==== Data to process ====

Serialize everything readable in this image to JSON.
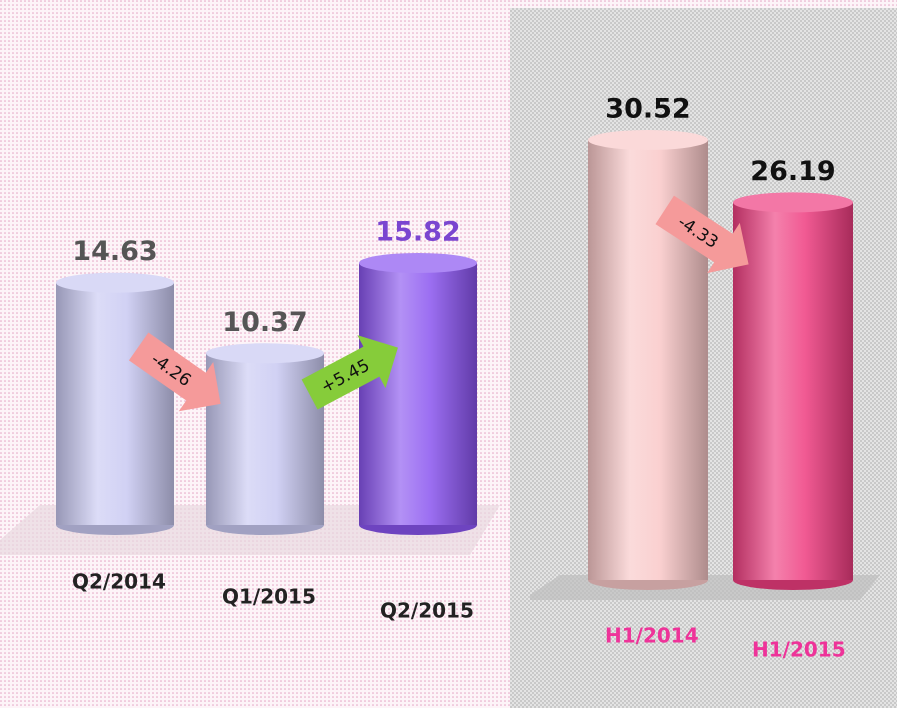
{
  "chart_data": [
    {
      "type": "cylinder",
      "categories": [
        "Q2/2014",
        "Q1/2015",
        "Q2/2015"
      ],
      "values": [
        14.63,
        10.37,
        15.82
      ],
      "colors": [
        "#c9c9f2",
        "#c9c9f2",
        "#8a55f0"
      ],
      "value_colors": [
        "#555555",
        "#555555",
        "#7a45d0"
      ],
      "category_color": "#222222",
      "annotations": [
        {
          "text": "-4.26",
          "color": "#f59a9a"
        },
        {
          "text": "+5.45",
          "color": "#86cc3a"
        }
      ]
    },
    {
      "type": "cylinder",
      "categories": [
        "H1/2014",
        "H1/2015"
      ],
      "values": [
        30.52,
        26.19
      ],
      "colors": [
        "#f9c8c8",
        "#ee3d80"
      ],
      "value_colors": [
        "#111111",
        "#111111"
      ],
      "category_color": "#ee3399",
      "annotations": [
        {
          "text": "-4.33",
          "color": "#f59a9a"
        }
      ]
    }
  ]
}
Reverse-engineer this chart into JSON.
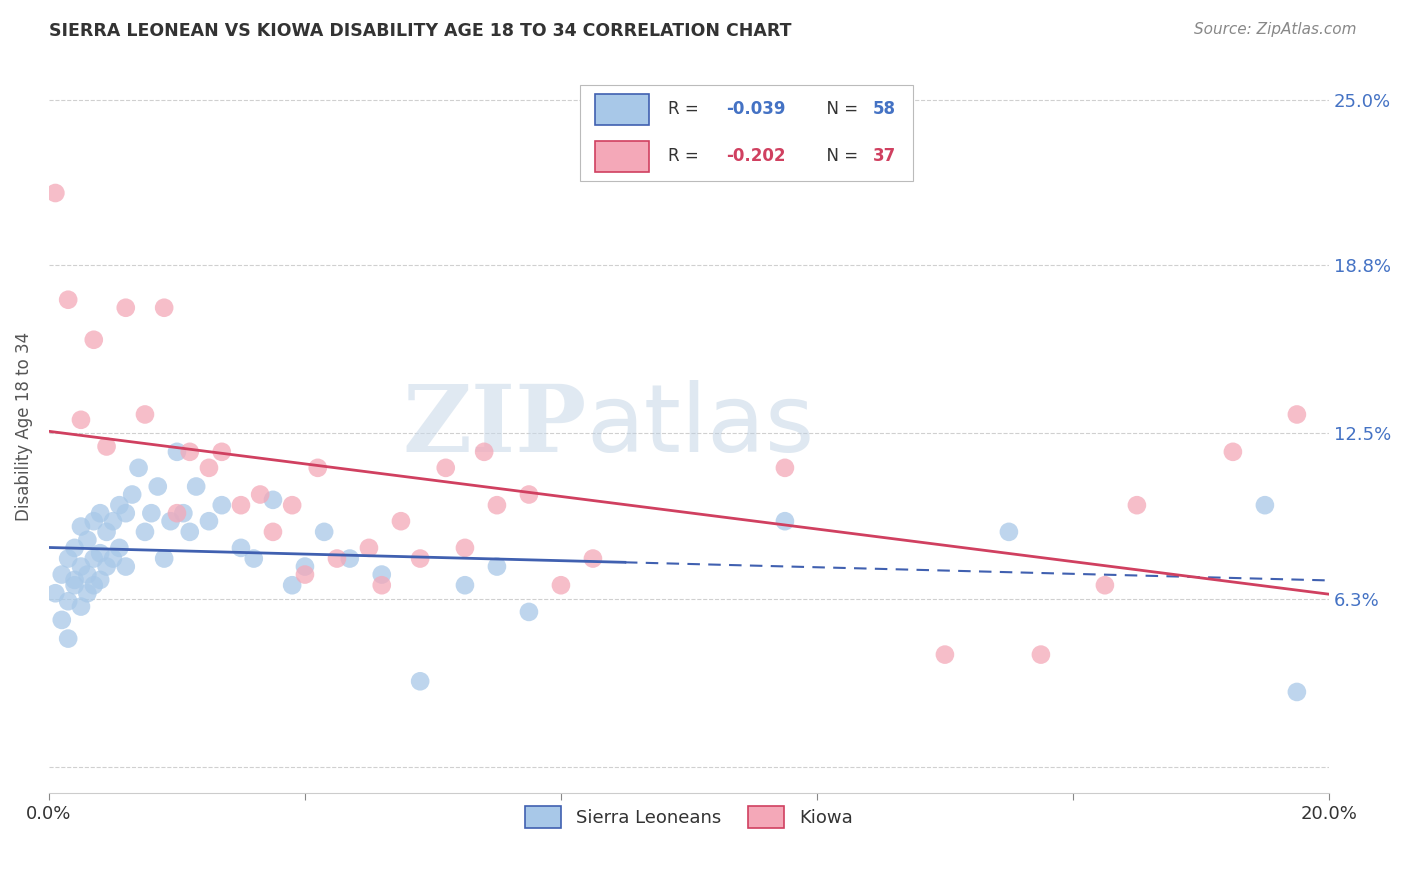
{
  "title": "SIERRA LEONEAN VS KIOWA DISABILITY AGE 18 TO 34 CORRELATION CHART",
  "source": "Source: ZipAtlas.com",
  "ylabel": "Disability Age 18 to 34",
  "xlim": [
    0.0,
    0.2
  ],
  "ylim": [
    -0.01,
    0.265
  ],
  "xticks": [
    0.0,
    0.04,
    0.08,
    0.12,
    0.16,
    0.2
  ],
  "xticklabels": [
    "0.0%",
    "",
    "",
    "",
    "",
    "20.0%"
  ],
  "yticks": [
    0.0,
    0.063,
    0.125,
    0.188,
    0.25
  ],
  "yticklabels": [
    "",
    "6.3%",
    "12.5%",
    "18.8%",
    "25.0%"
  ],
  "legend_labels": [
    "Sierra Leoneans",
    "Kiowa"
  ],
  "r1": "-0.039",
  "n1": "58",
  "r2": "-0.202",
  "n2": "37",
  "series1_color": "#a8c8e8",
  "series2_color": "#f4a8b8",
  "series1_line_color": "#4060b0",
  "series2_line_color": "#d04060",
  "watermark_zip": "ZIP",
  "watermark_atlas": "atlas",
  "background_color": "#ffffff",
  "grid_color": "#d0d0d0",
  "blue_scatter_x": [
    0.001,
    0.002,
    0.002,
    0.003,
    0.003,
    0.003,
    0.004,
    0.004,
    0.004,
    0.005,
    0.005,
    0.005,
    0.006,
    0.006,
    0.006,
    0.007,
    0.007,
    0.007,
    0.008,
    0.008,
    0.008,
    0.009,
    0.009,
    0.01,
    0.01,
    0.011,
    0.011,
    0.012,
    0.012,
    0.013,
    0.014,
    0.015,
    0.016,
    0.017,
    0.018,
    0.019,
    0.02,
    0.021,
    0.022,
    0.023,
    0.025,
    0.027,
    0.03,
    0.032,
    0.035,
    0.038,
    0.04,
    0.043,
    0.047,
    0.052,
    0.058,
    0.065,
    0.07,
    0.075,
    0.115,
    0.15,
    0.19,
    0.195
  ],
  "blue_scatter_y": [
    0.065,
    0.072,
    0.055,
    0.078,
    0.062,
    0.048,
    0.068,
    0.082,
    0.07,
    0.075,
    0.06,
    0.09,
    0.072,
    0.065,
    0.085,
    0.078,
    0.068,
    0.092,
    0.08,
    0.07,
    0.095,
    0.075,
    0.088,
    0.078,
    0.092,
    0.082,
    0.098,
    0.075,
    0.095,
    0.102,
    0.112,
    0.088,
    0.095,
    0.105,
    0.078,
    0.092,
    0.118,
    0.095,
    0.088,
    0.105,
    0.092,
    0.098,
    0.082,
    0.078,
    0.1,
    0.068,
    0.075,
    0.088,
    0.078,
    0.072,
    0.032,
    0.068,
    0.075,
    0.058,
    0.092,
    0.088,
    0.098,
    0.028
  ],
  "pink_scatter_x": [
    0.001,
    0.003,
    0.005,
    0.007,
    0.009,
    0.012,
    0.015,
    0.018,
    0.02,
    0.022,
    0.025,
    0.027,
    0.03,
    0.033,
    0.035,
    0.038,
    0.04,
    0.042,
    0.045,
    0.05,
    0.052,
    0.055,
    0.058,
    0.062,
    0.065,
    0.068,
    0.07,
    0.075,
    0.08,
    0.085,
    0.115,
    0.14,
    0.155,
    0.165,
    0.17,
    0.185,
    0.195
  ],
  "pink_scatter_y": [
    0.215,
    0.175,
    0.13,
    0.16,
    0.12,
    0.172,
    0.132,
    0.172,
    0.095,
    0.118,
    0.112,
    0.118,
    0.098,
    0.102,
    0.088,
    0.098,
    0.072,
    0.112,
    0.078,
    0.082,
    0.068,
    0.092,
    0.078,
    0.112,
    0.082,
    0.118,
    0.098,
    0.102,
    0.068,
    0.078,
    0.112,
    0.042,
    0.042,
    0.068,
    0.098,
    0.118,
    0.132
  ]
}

====

Problem details
Copy every line above that holds the word "JSON".

Answer for the task
Serialize everything readable in this image to JSON.
Reverse-engineer this chart into JSON.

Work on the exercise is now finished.